Wherever a line below holds the word "Induced", copy that line.

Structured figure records
•••

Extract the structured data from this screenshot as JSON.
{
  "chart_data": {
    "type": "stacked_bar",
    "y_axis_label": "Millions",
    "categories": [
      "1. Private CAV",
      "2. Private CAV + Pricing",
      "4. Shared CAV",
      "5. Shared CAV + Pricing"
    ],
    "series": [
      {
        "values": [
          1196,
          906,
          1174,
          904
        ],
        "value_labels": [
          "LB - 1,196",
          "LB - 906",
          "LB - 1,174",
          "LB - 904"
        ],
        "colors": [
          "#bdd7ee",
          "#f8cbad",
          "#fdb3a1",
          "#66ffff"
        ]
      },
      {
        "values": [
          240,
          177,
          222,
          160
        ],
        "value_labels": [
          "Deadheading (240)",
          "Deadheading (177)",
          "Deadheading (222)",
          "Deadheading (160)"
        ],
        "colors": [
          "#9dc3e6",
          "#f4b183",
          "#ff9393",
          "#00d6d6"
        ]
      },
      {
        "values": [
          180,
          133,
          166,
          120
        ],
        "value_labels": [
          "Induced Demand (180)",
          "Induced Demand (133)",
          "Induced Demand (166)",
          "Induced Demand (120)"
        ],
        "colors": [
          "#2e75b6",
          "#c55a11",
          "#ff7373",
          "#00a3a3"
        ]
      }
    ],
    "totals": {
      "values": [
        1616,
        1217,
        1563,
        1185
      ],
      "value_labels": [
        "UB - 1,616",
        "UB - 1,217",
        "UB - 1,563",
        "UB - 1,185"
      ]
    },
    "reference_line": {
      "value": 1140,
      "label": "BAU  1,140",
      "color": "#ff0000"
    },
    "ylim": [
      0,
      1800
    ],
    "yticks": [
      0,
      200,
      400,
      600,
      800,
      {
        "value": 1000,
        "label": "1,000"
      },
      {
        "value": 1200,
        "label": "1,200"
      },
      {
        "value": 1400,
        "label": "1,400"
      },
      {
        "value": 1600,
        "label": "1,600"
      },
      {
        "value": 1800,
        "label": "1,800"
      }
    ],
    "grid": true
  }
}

•••

Complete output
          "Induced Demand (180)",
          "Induced Demand (133)",
          "Induced Demand (166)",
          "Induced Demand (120)"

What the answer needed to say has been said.